→ WHAT YOU ARE ASKED TO DO: Using the entries that follow, collect the lines where the word "不透明度" appears.
-=-=-
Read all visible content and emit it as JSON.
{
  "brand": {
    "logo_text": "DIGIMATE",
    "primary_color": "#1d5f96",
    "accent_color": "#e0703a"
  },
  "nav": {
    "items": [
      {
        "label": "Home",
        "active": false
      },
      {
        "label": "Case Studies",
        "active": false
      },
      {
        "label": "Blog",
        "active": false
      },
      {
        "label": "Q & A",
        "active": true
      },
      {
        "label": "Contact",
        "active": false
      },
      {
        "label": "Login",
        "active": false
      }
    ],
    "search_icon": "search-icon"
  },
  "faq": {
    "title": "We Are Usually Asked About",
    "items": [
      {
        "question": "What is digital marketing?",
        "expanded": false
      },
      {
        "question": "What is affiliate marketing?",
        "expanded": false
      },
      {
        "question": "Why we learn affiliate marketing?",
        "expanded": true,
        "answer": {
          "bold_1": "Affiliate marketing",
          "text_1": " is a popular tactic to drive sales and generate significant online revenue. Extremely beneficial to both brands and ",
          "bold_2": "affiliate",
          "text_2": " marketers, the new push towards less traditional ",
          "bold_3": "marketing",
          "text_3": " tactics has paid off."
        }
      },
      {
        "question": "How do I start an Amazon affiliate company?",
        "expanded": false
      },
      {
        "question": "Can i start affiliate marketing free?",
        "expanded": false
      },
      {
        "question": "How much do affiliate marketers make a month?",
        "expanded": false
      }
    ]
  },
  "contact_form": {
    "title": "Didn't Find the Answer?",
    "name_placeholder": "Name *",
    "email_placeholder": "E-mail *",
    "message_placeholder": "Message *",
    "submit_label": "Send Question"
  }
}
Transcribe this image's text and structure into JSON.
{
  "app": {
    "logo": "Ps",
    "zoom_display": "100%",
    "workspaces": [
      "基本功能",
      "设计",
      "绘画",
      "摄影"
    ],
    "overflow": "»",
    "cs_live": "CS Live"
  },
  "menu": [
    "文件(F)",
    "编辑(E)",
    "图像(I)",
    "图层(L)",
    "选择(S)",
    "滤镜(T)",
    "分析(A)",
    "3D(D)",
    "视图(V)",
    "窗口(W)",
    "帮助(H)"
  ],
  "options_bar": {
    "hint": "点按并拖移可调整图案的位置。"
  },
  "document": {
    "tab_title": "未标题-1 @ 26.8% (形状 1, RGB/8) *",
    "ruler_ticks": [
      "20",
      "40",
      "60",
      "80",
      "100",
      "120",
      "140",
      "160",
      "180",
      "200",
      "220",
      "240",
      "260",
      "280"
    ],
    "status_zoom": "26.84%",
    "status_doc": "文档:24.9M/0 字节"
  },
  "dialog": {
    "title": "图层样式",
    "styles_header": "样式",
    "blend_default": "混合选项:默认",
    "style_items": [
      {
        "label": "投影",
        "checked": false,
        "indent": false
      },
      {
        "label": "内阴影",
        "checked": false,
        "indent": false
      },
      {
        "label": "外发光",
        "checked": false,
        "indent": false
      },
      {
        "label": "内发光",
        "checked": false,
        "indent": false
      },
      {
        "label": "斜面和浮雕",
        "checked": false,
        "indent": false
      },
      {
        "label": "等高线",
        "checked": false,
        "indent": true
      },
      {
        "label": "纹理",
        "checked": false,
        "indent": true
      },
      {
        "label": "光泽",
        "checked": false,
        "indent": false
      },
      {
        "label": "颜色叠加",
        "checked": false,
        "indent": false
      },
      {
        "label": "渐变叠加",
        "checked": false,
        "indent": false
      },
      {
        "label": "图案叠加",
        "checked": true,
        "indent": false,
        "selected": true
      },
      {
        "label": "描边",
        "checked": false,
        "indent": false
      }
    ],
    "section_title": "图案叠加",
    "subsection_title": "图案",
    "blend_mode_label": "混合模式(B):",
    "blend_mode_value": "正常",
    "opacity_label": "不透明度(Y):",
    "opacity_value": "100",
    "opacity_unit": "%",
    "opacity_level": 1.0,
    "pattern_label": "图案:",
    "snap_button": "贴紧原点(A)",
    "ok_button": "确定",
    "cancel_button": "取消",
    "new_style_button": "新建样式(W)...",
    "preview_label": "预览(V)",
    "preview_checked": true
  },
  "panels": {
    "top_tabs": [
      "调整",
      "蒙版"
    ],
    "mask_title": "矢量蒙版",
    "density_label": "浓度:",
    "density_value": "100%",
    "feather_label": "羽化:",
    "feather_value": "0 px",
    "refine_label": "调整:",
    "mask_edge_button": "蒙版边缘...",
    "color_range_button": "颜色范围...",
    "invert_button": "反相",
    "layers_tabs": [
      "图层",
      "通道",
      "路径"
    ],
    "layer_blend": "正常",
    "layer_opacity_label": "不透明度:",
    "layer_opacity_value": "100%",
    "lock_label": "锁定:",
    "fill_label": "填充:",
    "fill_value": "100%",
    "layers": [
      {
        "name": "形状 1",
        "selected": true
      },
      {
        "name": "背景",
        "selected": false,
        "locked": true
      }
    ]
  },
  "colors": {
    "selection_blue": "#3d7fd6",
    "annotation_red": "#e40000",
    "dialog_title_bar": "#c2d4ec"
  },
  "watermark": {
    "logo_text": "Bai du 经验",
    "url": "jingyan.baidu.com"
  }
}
-=-=-
→ RESULT BELOW:
    "opacity_label": "不透明度(Y):",
    "layer_opacity_label": "不透明度:",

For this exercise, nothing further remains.